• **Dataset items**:
******

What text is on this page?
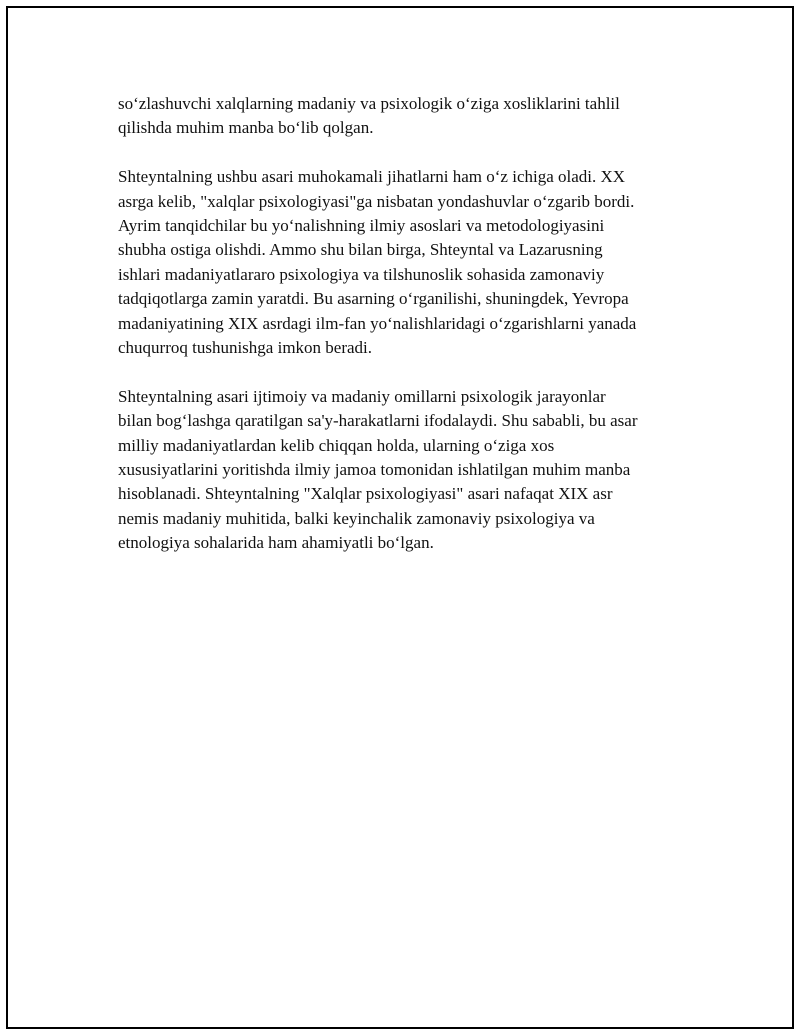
so‘zlashuvchi xalqlarning madaniy va psixologik o‘ziga xosliklarini tahlil
qilishda muhim manba bo‘lib qolgan.

Shteyntalning ushbu asari muhokamali jihatlarni ham o‘z ichiga oladi. XX
asrga kelib, "xalqlar psixologiyasi"ga nisbatan yondashuvlar o‘zgarib bordi.
Ayrim tanqidchilar bu yo‘nalishning ilmiy asoslari va metodologiyasini
shubha ostiga olishdi. Ammo shu bilan birga, Shteyntal va Lazarusning
ishlari madaniyatlararo psixologiya va tilshunoslik sohasida zamonaviy
tadqiqotlarga zamin yaratdi. Bu asarning o‘rganilishi, shuningdek, Yevropa
madaniyatining XIX asrdagi ilm-fan yo‘nalishlaridagi o‘zgarishlarni yanada
chuqurroq tushunishga imkon beradi.

Shteyntalning asari ijtimoiy va madaniy omillarni psixologik jarayonlar
bilan bog‘lashga qaratilgan sa'y-harakatlarni ifodalaydi. Shu sababli, bu asar
milliy madaniyatlardan kelib chiqqan holda, ularning o‘ziga xos
xususiyatlarini yoritishda ilmiy jamoa tomonidan ishlatilgan muhim manba
hisoblanadi. Shteyntalning "Xalqlar psixologiyasi" asari nafaqat XIX asr
nemis madaniy muhitida, balki keyinchalik zamonaviy psixologiya va
etnologiya sohalarida ham ahamiyatli bo‘lgan.
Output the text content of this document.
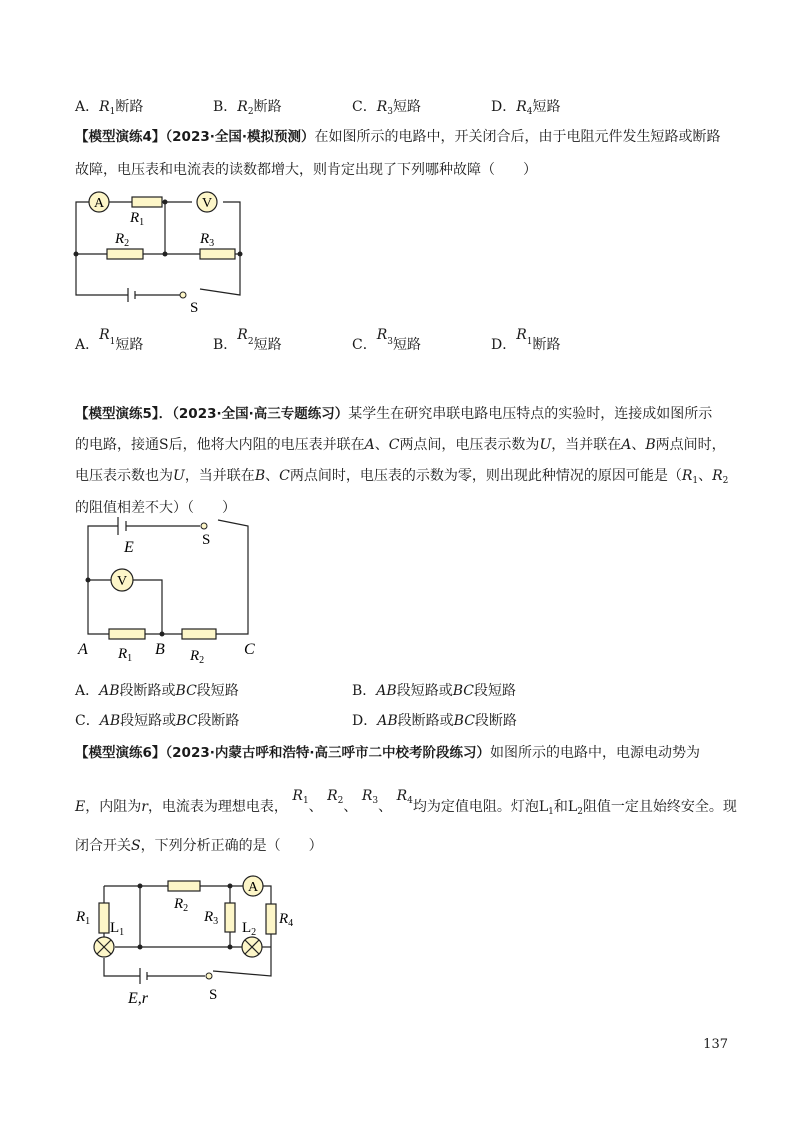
A．$R_1$断路	B．$R_2$断路	C．$R_3$短路	D．$R_4$短路
【模型演练4】（2023·全国·模拟预测）在如图所示的电路中，开关闭合后，由于电阻元件发生短路或断路
故障，电压表和电流表的读数都增大，则肯定出现了下列哪种故障（　　）
A	V
$R_1$
$R_2$	$R_3$
S
A．$R^1$短路	B．$R^2$短路	C．$R^3$短路	D．$R^1$断路
【模型演练5】．（2023·全国·高三专题练习）某学生在研究串联电路电压特点的实验时，连接成如图所示
的电路，接通S后，他将大内阻的电压表并联在A、C两点间，电压表示数为U，当并联在A、B两点间时，
电压表示数也为U，当并联在B、C两点间时，电压表的示数为零，则出现此种情况的原因可能是（$R_1$、$R_2$
的阻值相差不大）（　　）
V
E	S
A	B	C
$R_1$	$R_2$
A．AB段断路或BC段短路	B．AB段短路或BC段短路
C．AB段短路或BC段断路	D．AB段断路或BC段断路
【模型演练6】（2023·内蒙古呼和浩特·高三呼市二中校考阶段练习）如图所示的电路中，电源电动势为
E，内阻为r，电流表为理想电表， $R_1$、 $R_2$、 $R_3$、 $R_4$均为定值电阻。灯泡$L_1$和$L_2$阻值一定且始终安全。现
闭合开关S，下列分析正确的是（　　）
A
$R_1$
$R_2$
$R_3$	$R_4$
$L_1$	$L_2$
E,r	S
137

******

• **Exercise brief**:
Transcribe the records word for word and include no pictures.

• **Response**:
What text is on this page?
so‘zlashuvchi xalqlarning madaniy va psixologik o‘ziga xosliklarini tahlil
qilishda muhim manba bo‘lib qolgan.

Shteyntalning ushbu asari muhokamali jihatlarni ham o‘z ichiga oladi. XX
asrga kelib, "xalqlar psixologiyasi"ga nisbatan yondashuvlar o‘zgarib bordi.
Ayrim tanqidchilar bu yo‘nalishning ilmiy asoslari va metodologiyasini
shubha ostiga olishdi. Ammo shu bilan birga, Shteyntal va Lazarusning
ishlari madaniyatlararo psixologiya va tilshunoslik sohasida zamonaviy
tadqiqotlarga zamin yaratdi. Bu asarning o‘rganilishi, shuningdek, Yevropa
madaniyatining XIX asrdagi ilm-fan yo‘nalishlaridagi o‘zgarishlarni yanada
chuqurroq tushunishga imkon beradi.

Shteyntalning asari ijtimoiy va madaniy omillarni psixologik jarayonlar
bilan bog‘lashga qaratilgan sa'y-harakatlarni ifodalaydi. Shu sababli, bu asar
milliy madaniyatlardan kelib chiqqan holda, ularning o‘ziga xos
xususiyatlarini yoritishda ilmiy jamoa tomonidan ishlatilgan muhim manba
hisoblanadi. Shteyntalning "Xalqlar psixologiyasi" asari nafaqat XIX asr
nemis madaniy muhitida, balki keyinchalik zamonaviy psixologiya va
etnologiya sohalarida ham ahamiyatli bo‘lgan.
Output the text content of this document.
A．$R_1$断路	B．$R_2$断路	C．$R_3$短路	D．$R_4$短路
【模型演练4】（2023·全国·模拟预测）在如图所示的电路中，开关闭合后，由于电阻元件发生短路或断路
故障，电压表和电流表的读数都增大，则肯定出现了下列哪种故障（　　）
A	V
$R_1$
$R_2$	$R_3$
S
A．$R^1$短路	B．$R^2$短路	C．$R^3$短路	D．$R^1$断路
【模型演练5】．（2023·全国·高三专题练习）某学生在研究串联电路电压特点的实验时，连接成如图所示
的电路，接通S后，他将大内阻的电压表并联在A、C两点间，电压表示数为U，当并联在A、B两点间时，
电压表示数也为U，当并联在B、C两点间时，电压表的示数为零，则出现此种情况的原因可能是（$R_1$、$R_2$
的阻值相差不大）（　　）
V
E	S
A	B	C
$R_1$	$R_2$
A．AB段断路或BC段短路	B．AB段短路或BC段短路
C．AB段短路或BC段断路	D．AB段断路或BC段断路
【模型演练6】（2023·内蒙古呼和浩特·高三呼市二中校考阶段练习）如图所示的电路中，电源电动势为
E，内阻为r，电流表为理想电表， $R_1$、 $R_2$、 $R_3$、 $R_4$均为定值电阻。灯泡$L_1$和$L_2$阻值一定且始终安全。现
闭合开关S，下列分析正确的是（　　）
A
$R_1$
$R_2$
$R_3$	$R_4$
$L_1$	$L_2$
E,r	S
137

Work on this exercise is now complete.